Items from a figure collection
^^^^^^^^

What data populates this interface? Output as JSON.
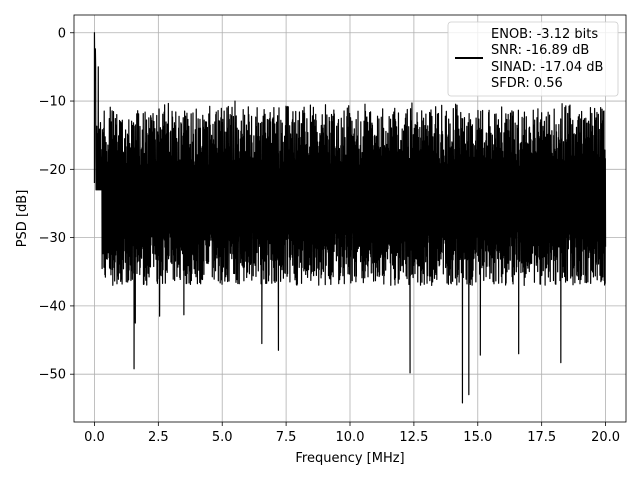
{
  "chart_data": {
    "type": "line",
    "title": "",
    "xlabel": "Frequency [MHz]",
    "ylabel": "PSD [dB]",
    "xlim": [
      -0.8,
      20.8
    ],
    "ylim": [
      -57,
      2.6
    ],
    "x_ticks": [
      0.0,
      2.5,
      5.0,
      7.5,
      10.0,
      12.5,
      15.0,
      17.5,
      20.0
    ],
    "x_tick_labels": [
      "0.0",
      "2.5",
      "5.0",
      "7.5",
      "10.0",
      "12.5",
      "15.0",
      "17.5",
      "20.0"
    ],
    "y_ticks": [
      0,
      -10,
      -20,
      -30,
      -40,
      -50
    ],
    "y_tick_labels": [
      "0",
      "−10",
      "−20",
      "−30",
      "−40",
      "−50"
    ],
    "grid": true,
    "legend_position": "top-right",
    "legend_entries": [
      "ENOB: -3.12 bits",
      "SNR: -16.89 dB",
      "SINAD: -17.04 dB",
      "SFDR: 0.56"
    ],
    "series": [
      {
        "color": "#000000",
        "noise_floor_db": [
          -32,
          -12
        ],
        "min_peaks": [
          {
            "x": 1.55,
            "y": -49.2
          },
          {
            "x": 1.6,
            "y": -42.5
          },
          {
            "x": 2.55,
            "y": -41.5
          },
          {
            "x": 3.5,
            "y": -41.3
          },
          {
            "x": 6.55,
            "y": -45.5
          },
          {
            "x": 7.2,
            "y": -46.5
          },
          {
            "x": 12.35,
            "y": -49.8
          },
          {
            "x": 14.4,
            "y": -54.2
          },
          {
            "x": 14.65,
            "y": -53.0
          },
          {
            "x": 15.1,
            "y": -47.2
          },
          {
            "x": 16.6,
            "y": -47.0
          },
          {
            "x": 18.25,
            "y": -48.3
          }
        ],
        "max_peaks": [
          {
            "x": 0.0,
            "y": 0.0
          },
          {
            "x": 0.15,
            "y": -5.0
          },
          {
            "x": 5.5,
            "y": -10.0
          },
          {
            "x": 8.45,
            "y": -10.6
          },
          {
            "x": 16.35,
            "y": -12.2
          }
        ]
      }
    ]
  }
}
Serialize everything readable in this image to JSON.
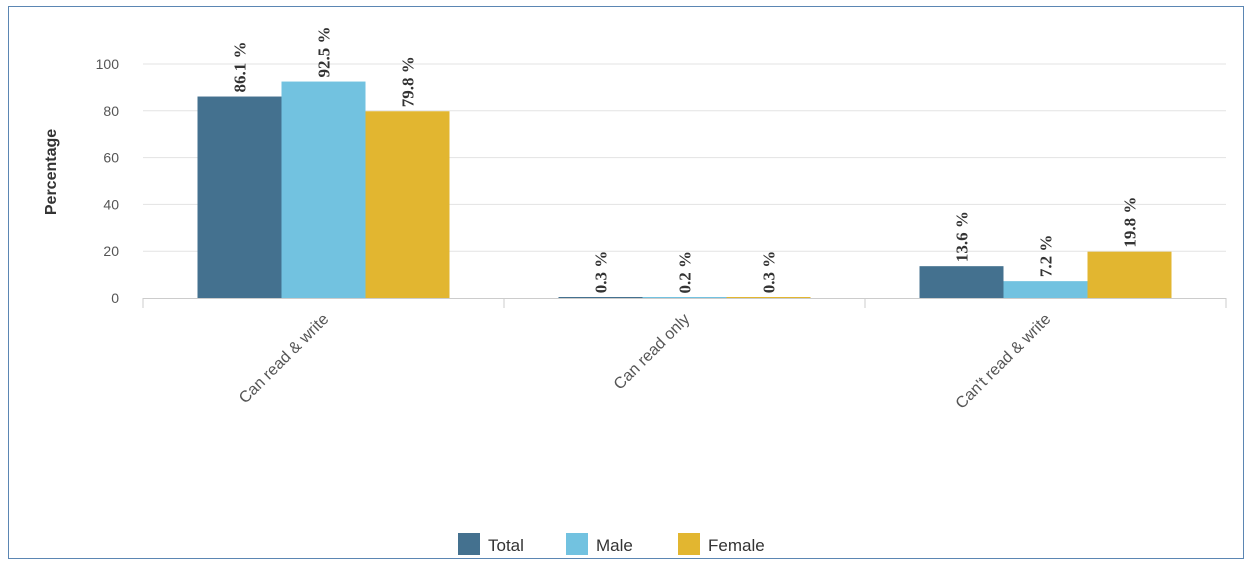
{
  "chart_data": {
    "type": "bar",
    "ylabel": "Percentage",
    "xlabel": "",
    "ylim": [
      0,
      100
    ],
    "yticks": [
      0,
      20,
      40,
      60,
      80,
      100
    ],
    "grid": true,
    "legend_position": "bottom",
    "categories": [
      "Can read & write",
      "Can read only",
      "Can't read & write"
    ],
    "series": [
      {
        "name": "Total",
        "color": "#44718f",
        "values": [
          86.1,
          0.3,
          13.6
        ],
        "labels": [
          "86.1 %",
          "0.3 %",
          "13.6 %"
        ]
      },
      {
        "name": "Male",
        "color": "#72c2e0",
        "values": [
          92.5,
          0.2,
          7.2
        ],
        "labels": [
          "92.5 %",
          "0.2 %",
          "7.2 %"
        ]
      },
      {
        "name": "Female",
        "color": "#e2b630",
        "values": [
          79.8,
          0.3,
          19.8
        ],
        "labels": [
          "79.8 %",
          "0.3 %",
          "19.8 %"
        ]
      }
    ]
  }
}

^^^^^^^^

What is being asked: Using the material above, retype each entry exactly and omit the pictures.

Result of the task:
What data populates this interface? Output as JSON.
{
  "chart_data": {
    "type": "line",
    "title": "",
    "xlabel": "Frequency [MHz]",
    "ylabel": "PSD [dB]",
    "xlim": [
      -0.8,
      20.8
    ],
    "ylim": [
      -57,
      2.6
    ],
    "x_ticks": [
      0.0,
      2.5,
      5.0,
      7.5,
      10.0,
      12.5,
      15.0,
      17.5,
      20.0
    ],
    "x_tick_labels": [
      "0.0",
      "2.5",
      "5.0",
      "7.5",
      "10.0",
      "12.5",
      "15.0",
      "17.5",
      "20.0"
    ],
    "y_ticks": [
      0,
      -10,
      -20,
      -30,
      -40,
      -50
    ],
    "y_tick_labels": [
      "0",
      "−10",
      "−20",
      "−30",
      "−40",
      "−50"
    ],
    "grid": true,
    "legend_position": "top-right",
    "legend_entries": [
      "ENOB: -3.12 bits",
      "SNR: -16.89 dB",
      "SINAD: -17.04 dB",
      "SFDR: 0.56"
    ],
    "series": [
      {
        "color": "#000000",
        "noise_floor_db": [
          -32,
          -12
        ],
        "min_peaks": [
          {
            "x": 1.55,
            "y": -49.2
          },
          {
            "x": 1.6,
            "y": -42.5
          },
          {
            "x": 2.55,
            "y": -41.5
          },
          {
            "x": 3.5,
            "y": -41.3
          },
          {
            "x": 6.55,
            "y": -45.5
          },
          {
            "x": 7.2,
            "y": -46.5
          },
          {
            "x": 12.35,
            "y": -49.8
          },
          {
            "x": 14.4,
            "y": -54.2
          },
          {
            "x": 14.65,
            "y": -53.0
          },
          {
            "x": 15.1,
            "y": -47.2
          },
          {
            "x": 16.6,
            "y": -47.0
          },
          {
            "x": 18.25,
            "y": -48.3
          }
        ],
        "max_peaks": [
          {
            "x": 0.0,
            "y": 0.0
          },
          {
            "x": 0.15,
            "y": -5.0
          },
          {
            "x": 5.5,
            "y": -10.0
          },
          {
            "x": 8.45,
            "y": -10.6
          },
          {
            "x": 16.35,
            "y": -12.2
          }
        ]
      }
    ]
  }
}
Serialize everything readable in this image to JSON.
{
  "chart_data": {
    "type": "bar",
    "ylabel": "Percentage",
    "xlabel": "",
    "ylim": [
      0,
      100
    ],
    "yticks": [
      0,
      20,
      40,
      60,
      80,
      100
    ],
    "grid": true,
    "legend_position": "bottom",
    "categories": [
      "Can read & write",
      "Can read only",
      "Can't read & write"
    ],
    "series": [
      {
        "name": "Total",
        "color": "#44718f",
        "values": [
          86.1,
          0.3,
          13.6
        ],
        "labels": [
          "86.1 %",
          "0.3 %",
          "13.6 %"
        ]
      },
      {
        "name": "Male",
        "color": "#72c2e0",
        "values": [
          92.5,
          0.2,
          7.2
        ],
        "labels": [
          "92.5 %",
          "0.2 %",
          "7.2 %"
        ]
      },
      {
        "name": "Female",
        "color": "#e2b630",
        "values": [
          79.8,
          0.3,
          19.8
        ],
        "labels": [
          "79.8 %",
          "0.3 %",
          "19.8 %"
        ]
      }
    ]
  }
}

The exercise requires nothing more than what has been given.